Print the records below word for word, but leave out the pictures.

§ **EXERCISE DATA**
# # # # #

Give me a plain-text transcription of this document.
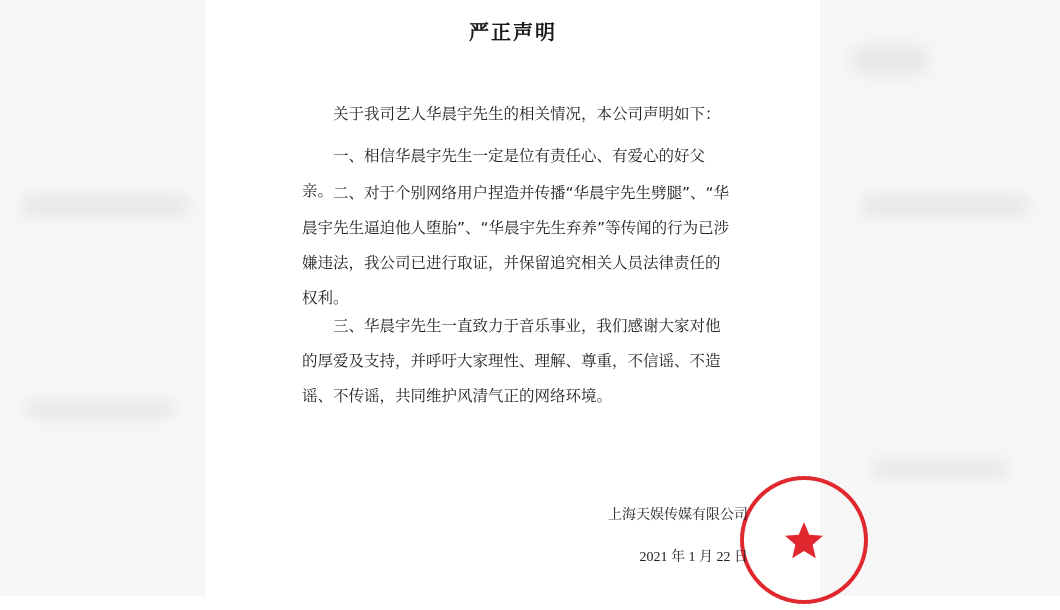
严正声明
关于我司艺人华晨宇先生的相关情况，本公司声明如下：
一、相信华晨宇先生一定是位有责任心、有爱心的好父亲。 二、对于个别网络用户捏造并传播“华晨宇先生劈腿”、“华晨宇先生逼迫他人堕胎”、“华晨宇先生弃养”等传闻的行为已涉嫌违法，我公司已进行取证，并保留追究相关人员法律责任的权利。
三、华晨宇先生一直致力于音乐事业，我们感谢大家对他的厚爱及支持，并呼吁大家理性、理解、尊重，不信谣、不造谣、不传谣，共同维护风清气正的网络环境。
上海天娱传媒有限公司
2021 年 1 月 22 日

# # # # #

§ **REPLY TO THE TASK**
Give me a plain-text transcription of this document.
严正声明
关于我司艺人华晨宇先生的相关情况，本公司声明如下：
一、相信华晨宇先生一定是位有责任心、有爱心的好父亲。 二、对于个别网络用户捏造并传播“华晨宇先生劈腿”、“华晨宇先生逼迫他人堕胎”、“华晨宇先生弃养”等传闻的行为已涉嫌违法，我公司已进行取证，并保留追究相关人员法律责任的权利。
三、华晨宇先生一直致力于音乐事业，我们感谢大家对他的厚爱及支持，并呼吁大家理性、理解、尊重，不信谣、不造谣、不传谣，共同维护风清气正的网络环境。
上海天娱传媒有限公司
2021 年 1 月 22 日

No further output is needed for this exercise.